WHAT IS REQUIRED: From the listing below, extract each entry exactly as written, minus the images.
====== AVAILABLE RECORDS ======
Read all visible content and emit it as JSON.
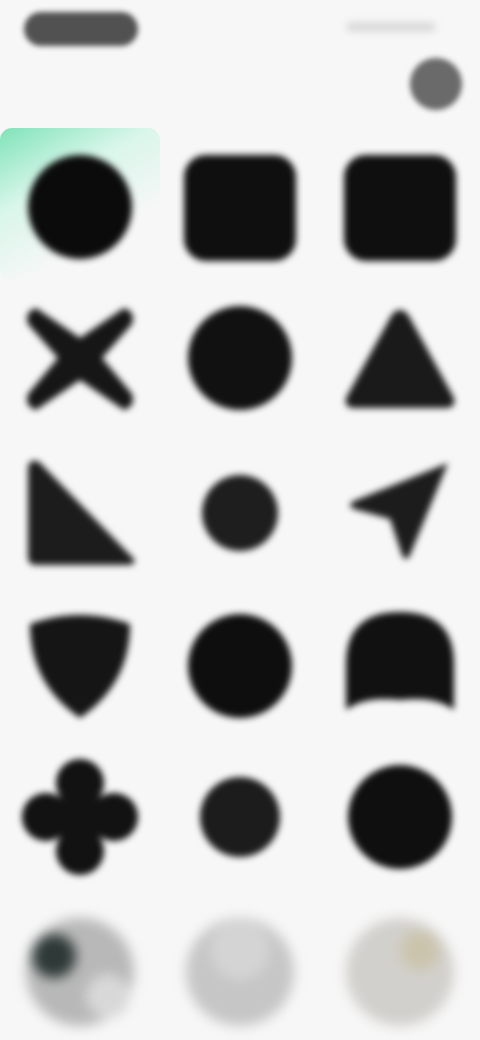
{
  "header": {
    "title": "",
    "status_pill_icon": "status-pill",
    "avatar_icon": "profile-avatar"
  },
  "grid": {
    "selected_index": 0,
    "items": [
      {
        "shape": "circle",
        "label": ""
      },
      {
        "shape": "rounded-square",
        "label": ""
      },
      {
        "shape": "rounded-square",
        "label": ""
      },
      {
        "shape": "x-cross",
        "label": ""
      },
      {
        "shape": "circle",
        "label": ""
      },
      {
        "shape": "triangle",
        "label": ""
      },
      {
        "shape": "right-triangle",
        "label": ""
      },
      {
        "shape": "small-circle",
        "label": ""
      },
      {
        "shape": "arrow-pointer",
        "label": ""
      },
      {
        "shape": "shield",
        "label": ""
      },
      {
        "shape": "circle",
        "label": ""
      },
      {
        "shape": "arch",
        "label": ""
      },
      {
        "shape": "flower",
        "label": ""
      },
      {
        "shape": "small-circle",
        "label": ""
      },
      {
        "shape": "circle",
        "label": ""
      },
      {
        "shape": "photo-thumbnail",
        "label": ""
      },
      {
        "shape": "photo-thumbnail",
        "label": ""
      },
      {
        "shape": "photo-thumbnail",
        "label": ""
      }
    ]
  },
  "colors": {
    "background": "#f7f7f7",
    "shape_fill": "#121212",
    "selected_accent": "#7fe3b9"
  }
}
======
WRITTEN SOLUTION:
Read all visible content and emit it as JSON.
{
  "header": {
    "title": "",
    "status_pill_icon": "status-pill",
    "avatar_icon": "profile-avatar"
  },
  "grid": {
    "selected_index": 0,
    "items": [
      {
        "shape": "circle",
        "label": ""
      },
      {
        "shape": "rounded-square",
        "label": ""
      },
      {
        "shape": "rounded-square",
        "label": ""
      },
      {
        "shape": "x-cross",
        "label": ""
      },
      {
        "shape": "circle",
        "label": ""
      },
      {
        "shape": "triangle",
        "label": ""
      },
      {
        "shape": "right-triangle",
        "label": ""
      },
      {
        "shape": "small-circle",
        "label": ""
      },
      {
        "shape": "arrow-pointer",
        "label": ""
      },
      {
        "shape": "shield",
        "label": ""
      },
      {
        "shape": "circle",
        "label": ""
      },
      {
        "shape": "arch",
        "label": ""
      },
      {
        "shape": "flower",
        "label": ""
      },
      {
        "shape": "small-circle",
        "label": ""
      },
      {
        "shape": "circle",
        "label": ""
      },
      {
        "shape": "photo-thumbnail",
        "label": ""
      },
      {
        "shape": "photo-thumbnail",
        "label": ""
      },
      {
        "shape": "photo-thumbnail",
        "label": ""
      }
    ]
  },
  "colors": {
    "background": "#f7f7f7",
    "shape_fill": "#121212",
    "selected_accent": "#7fe3b9"
  }
}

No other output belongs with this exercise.